## Task brief
Pull out every line with the word "Community".

[Dataset rows about figures]
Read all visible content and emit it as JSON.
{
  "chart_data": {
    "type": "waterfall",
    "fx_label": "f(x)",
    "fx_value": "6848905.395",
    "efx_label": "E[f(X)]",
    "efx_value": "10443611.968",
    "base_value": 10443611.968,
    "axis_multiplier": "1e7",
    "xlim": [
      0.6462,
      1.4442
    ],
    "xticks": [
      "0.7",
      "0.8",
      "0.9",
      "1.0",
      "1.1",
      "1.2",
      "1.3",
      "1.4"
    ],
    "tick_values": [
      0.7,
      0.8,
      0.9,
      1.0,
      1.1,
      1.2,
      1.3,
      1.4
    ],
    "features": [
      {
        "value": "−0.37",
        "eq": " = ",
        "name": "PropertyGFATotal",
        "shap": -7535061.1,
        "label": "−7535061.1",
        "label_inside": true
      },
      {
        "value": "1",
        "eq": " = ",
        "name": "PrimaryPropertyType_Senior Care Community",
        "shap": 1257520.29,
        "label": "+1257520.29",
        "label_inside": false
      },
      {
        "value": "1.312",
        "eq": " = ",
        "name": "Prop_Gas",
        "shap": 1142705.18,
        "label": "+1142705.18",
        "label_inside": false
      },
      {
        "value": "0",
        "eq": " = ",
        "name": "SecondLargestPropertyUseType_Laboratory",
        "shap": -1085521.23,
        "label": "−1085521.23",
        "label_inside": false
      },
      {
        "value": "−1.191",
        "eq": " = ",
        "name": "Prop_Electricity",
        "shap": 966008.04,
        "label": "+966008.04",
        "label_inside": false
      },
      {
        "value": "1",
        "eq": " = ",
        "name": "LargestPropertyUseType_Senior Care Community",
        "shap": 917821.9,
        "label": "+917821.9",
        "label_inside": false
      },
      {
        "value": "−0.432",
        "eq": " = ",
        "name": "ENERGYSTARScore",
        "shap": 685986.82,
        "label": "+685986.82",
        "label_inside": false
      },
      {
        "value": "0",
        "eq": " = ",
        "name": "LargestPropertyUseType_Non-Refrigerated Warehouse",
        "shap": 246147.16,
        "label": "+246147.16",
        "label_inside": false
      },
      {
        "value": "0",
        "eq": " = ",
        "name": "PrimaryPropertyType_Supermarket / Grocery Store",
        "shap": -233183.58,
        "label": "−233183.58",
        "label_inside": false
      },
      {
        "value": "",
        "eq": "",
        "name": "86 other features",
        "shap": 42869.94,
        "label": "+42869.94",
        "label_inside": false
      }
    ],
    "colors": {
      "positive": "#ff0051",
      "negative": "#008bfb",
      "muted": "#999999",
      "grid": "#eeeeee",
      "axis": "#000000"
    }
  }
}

## Output below
        "name": "PrimaryPropertyType_Senior Care Community",
        "name": "LargestPropertyUseType_Senior Care Community",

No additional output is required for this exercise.